• Exercise input:
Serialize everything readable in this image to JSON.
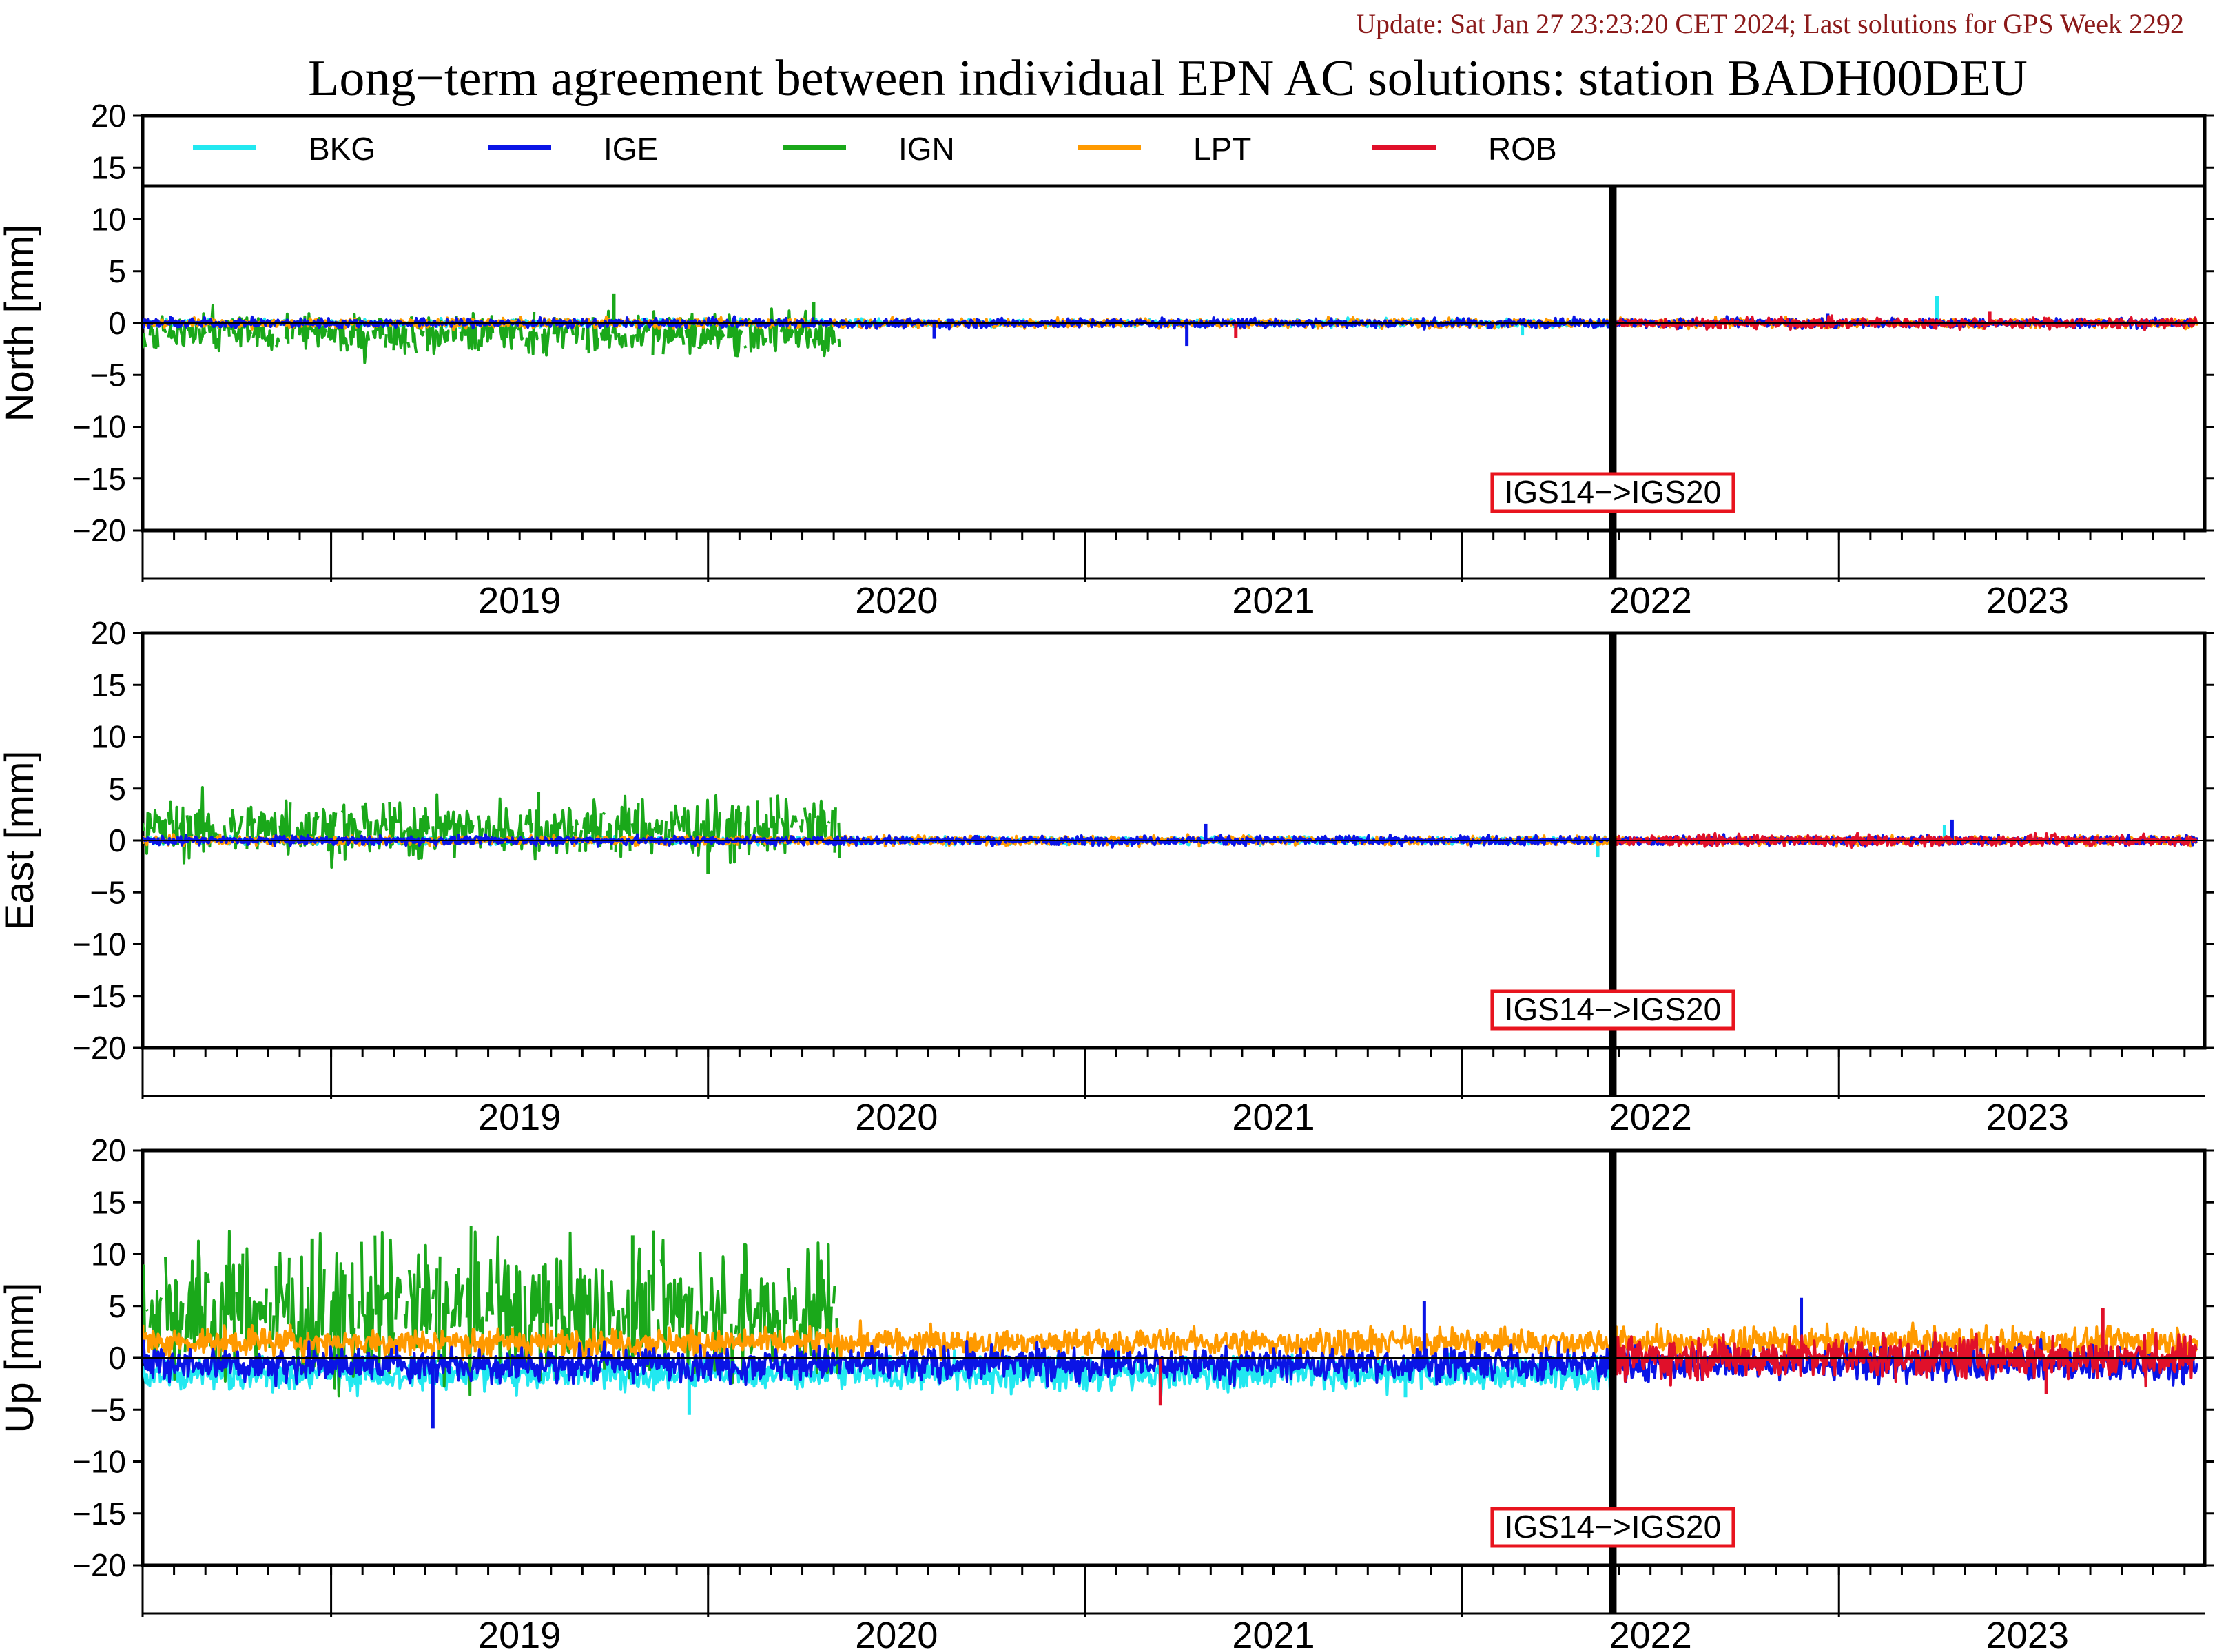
{
  "header": {
    "update_text": "Update: Sat Jan 27 23:23:20 CET 2024; Last solutions for GPS Week 2292",
    "update_color": "#8b1a1a",
    "title": "Long−term agreement between individual EPN AC solutions: station BADH00DEU"
  },
  "legend": [
    {
      "name": "BKG",
      "color": "#22e8f0"
    },
    {
      "name": "IGE",
      "color": "#0a14e6"
    },
    {
      "name": "IGN",
      "color": "#1aa81a"
    },
    {
      "name": "LPT",
      "color": "#ff9a00"
    },
    {
      "name": "ROB",
      "color": "#e0102a"
    }
  ],
  "annotation": {
    "text": "IGS14−>IGS20",
    "box_color": "#e8141e"
  },
  "chart_data": [
    {
      "type": "line",
      "ylabel": "North [mm]",
      "ylim": [
        -20,
        20
      ],
      "yticks": [
        "20",
        "15",
        "10",
        "5",
        "0",
        "−5",
        "−10",
        "−15",
        "−20"
      ],
      "xlim": [
        2018.5,
        2023.97
      ],
      "xticks": [
        "2019",
        "2020",
        "2021",
        "2022",
        "2023"
      ],
      "frame_change": 2022.4,
      "series": [
        {
          "name": "BKG",
          "noise": 0.25,
          "start": 2018.5,
          "end": 2022.4,
          "spikes": [
            [
              2023.26,
              2.6
            ],
            [
              2022.16,
              -1.2
            ]
          ]
        },
        {
          "name": "IGE",
          "noise": 0.3,
          "start": 2018.5,
          "end": 2023.95,
          "spikes": [
            [
              2020.6,
              -1.5
            ],
            [
              2021.27,
              -2.2
            ],
            [
              2022.97,
              0.9
            ]
          ]
        },
        {
          "name": "IGN",
          "noise": 1.3,
          "bias": -1.0,
          "start": 2018.5,
          "end": 2020.35,
          "gappy": true,
          "spikes": [
            [
              2019.75,
              2.8
            ],
            [
              2020.28,
              2.0
            ]
          ]
        },
        {
          "name": "LPT",
          "noise": 0.3,
          "start": 2018.5,
          "end": 2023.95,
          "spikes": []
        },
        {
          "name": "ROB",
          "noise": 0.35,
          "start": 2022.4,
          "end": 2023.95,
          "spikes": [
            [
              2021.4,
              -1.4
            ],
            [
              2023.4,
              1.1
            ]
          ]
        }
      ]
    },
    {
      "type": "line",
      "ylabel": "East [mm]",
      "ylim": [
        -20,
        20
      ],
      "yticks": [
        "20",
        "15",
        "10",
        "5",
        "0",
        "−5",
        "−10",
        "−15",
        "−20"
      ],
      "xlim": [
        2018.5,
        2023.97
      ],
      "xticks": [
        "2019",
        "2020",
        "2021",
        "2022",
        "2023"
      ],
      "frame_change": 2022.4,
      "series": [
        {
          "name": "BKG",
          "noise": 0.25,
          "start": 2018.5,
          "end": 2022.4,
          "spikes": [
            [
              2022.36,
              -1.6
            ],
            [
              2023.28,
              1.5
            ]
          ]
        },
        {
          "name": "IGE",
          "noise": 0.3,
          "start": 2018.5,
          "end": 2023.95,
          "spikes": [
            [
              2021.32,
              1.6
            ],
            [
              2022.4,
              3.0
            ],
            [
              2023.3,
              2.0
            ]
          ]
        },
        {
          "name": "IGN",
          "noise": 1.8,
          "bias": 1.2,
          "start": 2018.5,
          "end": 2020.35,
          "gappy": true,
          "spikes": [
            [
              2019.55,
              4.7
            ],
            [
              2020.0,
              -3.2
            ],
            [
              2020.3,
              3.5
            ]
          ]
        },
        {
          "name": "LPT",
          "noise": 0.3,
          "start": 2018.5,
          "end": 2023.95,
          "spikes": []
        },
        {
          "name": "ROB",
          "noise": 0.35,
          "start": 2022.4,
          "end": 2023.95,
          "spikes": []
        }
      ]
    },
    {
      "type": "line",
      "ylabel": "Up [mm]",
      "ylim": [
        -20,
        20
      ],
      "yticks": [
        "20",
        "15",
        "10",
        "5",
        "0",
        "−5",
        "−10",
        "−15",
        "−20"
      ],
      "xlim": [
        2018.5,
        2023.97
      ],
      "xticks": [
        "2019",
        "2020",
        "2021",
        "2022",
        "2023"
      ],
      "frame_change": 2022.4,
      "series": [
        {
          "name": "BKG",
          "noise": 0.9,
          "bias": -1.5,
          "start": 2018.5,
          "end": 2022.4,
          "spikes": [
            [
              2019.95,
              -5.5
            ],
            [
              2021.85,
              -3.8
            ]
          ]
        },
        {
          "name": "IGE",
          "noise": 1.1,
          "bias": -0.6,
          "start": 2018.5,
          "end": 2023.95,
          "spikes": [
            [
              2019.27,
              -6.8
            ],
            [
              2021.9,
              5.5
            ],
            [
              2022.9,
              5.8
            ]
          ]
        },
        {
          "name": "IGN",
          "noise": 4.0,
          "bias": 4.5,
          "start": 2018.5,
          "end": 2020.35,
          "gappy": true,
          "spikes": [
            [
              2019.8,
              11.8
            ],
            [
              2018.95,
              11.5
            ]
          ]
        },
        {
          "name": "LPT",
          "noise": 0.7,
          "bias": 1.5,
          "start": 2018.5,
          "end": 2023.95,
          "spikes": [
            [
              2018.5,
              3.2
            ]
          ]
        },
        {
          "name": "ROB",
          "noise": 1.4,
          "bias": 0.0,
          "start": 2022.4,
          "end": 2023.95,
          "spikes": [
            [
              2021.2,
              -4.6
            ],
            [
              2023.7,
              4.8
            ],
            [
              2023.55,
              -3.5
            ]
          ]
        }
      ]
    }
  ]
}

• The task: Transcribe every record above exactly as written, leaving out any pictures.

• Solution:
Serialize everything readable in this image to JSON.
{
  "header": {
    "update_text": "Update: Sat Jan 27 23:23:20 CET 2024; Last solutions for GPS Week 2292",
    "update_color": "#8b1a1a",
    "title": "Long−term agreement between individual EPN AC solutions: station BADH00DEU"
  },
  "legend": [
    {
      "name": "BKG",
      "color": "#22e8f0"
    },
    {
      "name": "IGE",
      "color": "#0a14e6"
    },
    {
      "name": "IGN",
      "color": "#1aa81a"
    },
    {
      "name": "LPT",
      "color": "#ff9a00"
    },
    {
      "name": "ROB",
      "color": "#e0102a"
    }
  ],
  "annotation": {
    "text": "IGS14−>IGS20",
    "box_color": "#e8141e"
  },
  "chart_data": [
    {
      "type": "line",
      "ylabel": "North [mm]",
      "ylim": [
        -20,
        20
      ],
      "yticks": [
        "20",
        "15",
        "10",
        "5",
        "0",
        "−5",
        "−10",
        "−15",
        "−20"
      ],
      "xlim": [
        2018.5,
        2023.97
      ],
      "xticks": [
        "2019",
        "2020",
        "2021",
        "2022",
        "2023"
      ],
      "frame_change": 2022.4,
      "series": [
        {
          "name": "BKG",
          "noise": 0.25,
          "start": 2018.5,
          "end": 2022.4,
          "spikes": [
            [
              2023.26,
              2.6
            ],
            [
              2022.16,
              -1.2
            ]
          ]
        },
        {
          "name": "IGE",
          "noise": 0.3,
          "start": 2018.5,
          "end": 2023.95,
          "spikes": [
            [
              2020.6,
              -1.5
            ],
            [
              2021.27,
              -2.2
            ],
            [
              2022.97,
              0.9
            ]
          ]
        },
        {
          "name": "IGN",
          "noise": 1.3,
          "bias": -1.0,
          "start": 2018.5,
          "end": 2020.35,
          "gappy": true,
          "spikes": [
            [
              2019.75,
              2.8
            ],
            [
              2020.28,
              2.0
            ]
          ]
        },
        {
          "name": "LPT",
          "noise": 0.3,
          "start": 2018.5,
          "end": 2023.95,
          "spikes": []
        },
        {
          "name": "ROB",
          "noise": 0.35,
          "start": 2022.4,
          "end": 2023.95,
          "spikes": [
            [
              2021.4,
              -1.4
            ],
            [
              2023.4,
              1.1
            ]
          ]
        }
      ]
    },
    {
      "type": "line",
      "ylabel": "East [mm]",
      "ylim": [
        -20,
        20
      ],
      "yticks": [
        "20",
        "15",
        "10",
        "5",
        "0",
        "−5",
        "−10",
        "−15",
        "−20"
      ],
      "xlim": [
        2018.5,
        2023.97
      ],
      "xticks": [
        "2019",
        "2020",
        "2021",
        "2022",
        "2023"
      ],
      "frame_change": 2022.4,
      "series": [
        {
          "name": "BKG",
          "noise": 0.25,
          "start": 2018.5,
          "end": 2022.4,
          "spikes": [
            [
              2022.36,
              -1.6
            ],
            [
              2023.28,
              1.5
            ]
          ]
        },
        {
          "name": "IGE",
          "noise": 0.3,
          "start": 2018.5,
          "end": 2023.95,
          "spikes": [
            [
              2021.32,
              1.6
            ],
            [
              2022.4,
              3.0
            ],
            [
              2023.3,
              2.0
            ]
          ]
        },
        {
          "name": "IGN",
          "noise": 1.8,
          "bias": 1.2,
          "start": 2018.5,
          "end": 2020.35,
          "gappy": true,
          "spikes": [
            [
              2019.55,
              4.7
            ],
            [
              2020.0,
              -3.2
            ],
            [
              2020.3,
              3.5
            ]
          ]
        },
        {
          "name": "LPT",
          "noise": 0.3,
          "start": 2018.5,
          "end": 2023.95,
          "spikes": []
        },
        {
          "name": "ROB",
          "noise": 0.35,
          "start": 2022.4,
          "end": 2023.95,
          "spikes": []
        }
      ]
    },
    {
      "type": "line",
      "ylabel": "Up [mm]",
      "ylim": [
        -20,
        20
      ],
      "yticks": [
        "20",
        "15",
        "10",
        "5",
        "0",
        "−5",
        "−10",
        "−15",
        "−20"
      ],
      "xlim": [
        2018.5,
        2023.97
      ],
      "xticks": [
        "2019",
        "2020",
        "2021",
        "2022",
        "2023"
      ],
      "frame_change": 2022.4,
      "series": [
        {
          "name": "BKG",
          "noise": 0.9,
          "bias": -1.5,
          "start": 2018.5,
          "end": 2022.4,
          "spikes": [
            [
              2019.95,
              -5.5
            ],
            [
              2021.85,
              -3.8
            ]
          ]
        },
        {
          "name": "IGE",
          "noise": 1.1,
          "bias": -0.6,
          "start": 2018.5,
          "end": 2023.95,
          "spikes": [
            [
              2019.27,
              -6.8
            ],
            [
              2021.9,
              5.5
            ],
            [
              2022.9,
              5.8
            ]
          ]
        },
        {
          "name": "IGN",
          "noise": 4.0,
          "bias": 4.5,
          "start": 2018.5,
          "end": 2020.35,
          "gappy": true,
          "spikes": [
            [
              2019.8,
              11.8
            ],
            [
              2018.95,
              11.5
            ]
          ]
        },
        {
          "name": "LPT",
          "noise": 0.7,
          "bias": 1.5,
          "start": 2018.5,
          "end": 2023.95,
          "spikes": [
            [
              2018.5,
              3.2
            ]
          ]
        },
        {
          "name": "ROB",
          "noise": 1.4,
          "bias": 0.0,
          "start": 2022.4,
          "end": 2023.95,
          "spikes": [
            [
              2021.2,
              -4.6
            ],
            [
              2023.7,
              4.8
            ],
            [
              2023.55,
              -3.5
            ]
          ]
        }
      ]
    }
  ]
}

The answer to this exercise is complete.